▶ The task:
Give an exact transcription of every line, dropping the images.

(Figure contents as structured data)

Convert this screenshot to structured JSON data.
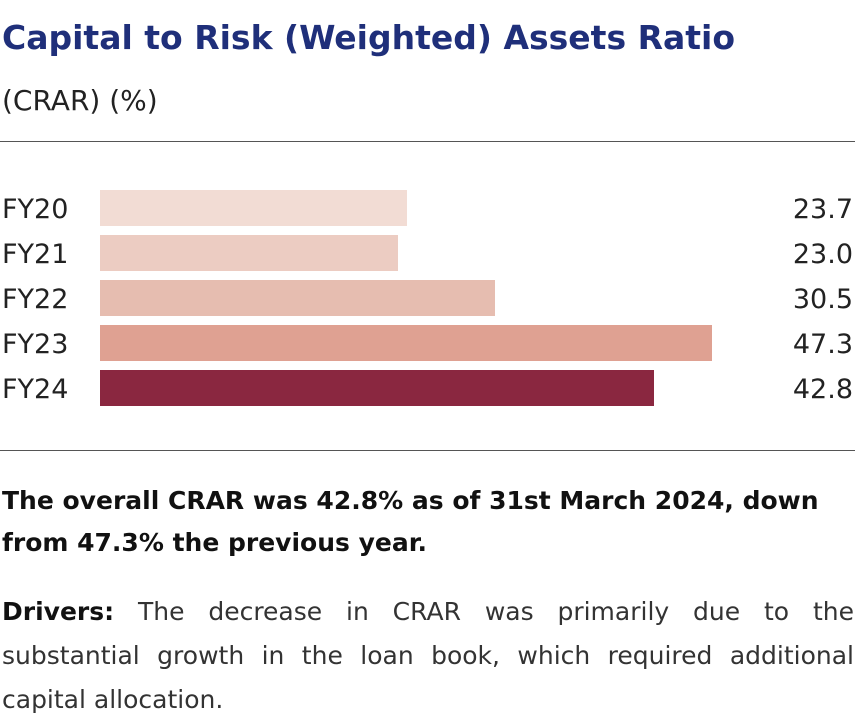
{
  "header": {
    "title": "Capital to Risk (Weighted) Assets Ratio",
    "subtitle": "(CRAR) (%)"
  },
  "chart_data": {
    "type": "bar",
    "orientation": "horizontal",
    "categories": [
      "FY20",
      "FY21",
      "FY22",
      "FY23",
      "FY24"
    ],
    "values": [
      23.7,
      23.0,
      30.5,
      47.3,
      42.8
    ],
    "value_labels": [
      "23.7",
      "23.0",
      "30.5",
      "47.3",
      "42.8"
    ],
    "bar_colors": [
      "#f2dcd4",
      "#ecccc2",
      "#e6bdb0",
      "#dfa192",
      "#8a2740"
    ],
    "xlim": [
      0,
      50
    ],
    "title": "",
    "xlabel": "",
    "ylabel": "",
    "grid": false,
    "legend": "none"
  },
  "summary": {
    "text": "The overall CRAR was 42.8% as of 31st March 2024, down from 47.3% the previous year."
  },
  "drivers": {
    "label": "Drivers:",
    "text": " The decrease in CRAR was primarily due to the substantial growth in the loan book, which required additional capital allocation."
  },
  "colors": {
    "title": "#1f2f7a",
    "accent": "#8a2740"
  }
}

▶ Exercise response:
Convert this screenshot to structured JSON data.
{
  "header": {
    "title": "Capital to Risk (Weighted) Assets Ratio",
    "subtitle": "(CRAR) (%)"
  },
  "chart_data": {
    "type": "bar",
    "orientation": "horizontal",
    "categories": [
      "FY20",
      "FY21",
      "FY22",
      "FY23",
      "FY24"
    ],
    "values": [
      23.7,
      23.0,
      30.5,
      47.3,
      42.8
    ],
    "value_labels": [
      "23.7",
      "23.0",
      "30.5",
      "47.3",
      "42.8"
    ],
    "bar_colors": [
      "#f2dcd4",
      "#ecccc2",
      "#e6bdb0",
      "#dfa192",
      "#8a2740"
    ],
    "xlim": [
      0,
      50
    ],
    "title": "",
    "xlabel": "",
    "ylabel": "",
    "grid": false,
    "legend": "none"
  },
  "summary": {
    "text": "The overall CRAR was 42.8% as of 31st March 2024, down from 47.3% the previous year."
  },
  "drivers": {
    "label": "Drivers:",
    "text": " The decrease in CRAR was primarily due to the substantial growth in the loan book, which required additional capital allocation."
  },
  "colors": {
    "title": "#1f2f7a",
    "accent": "#8a2740"
  }
}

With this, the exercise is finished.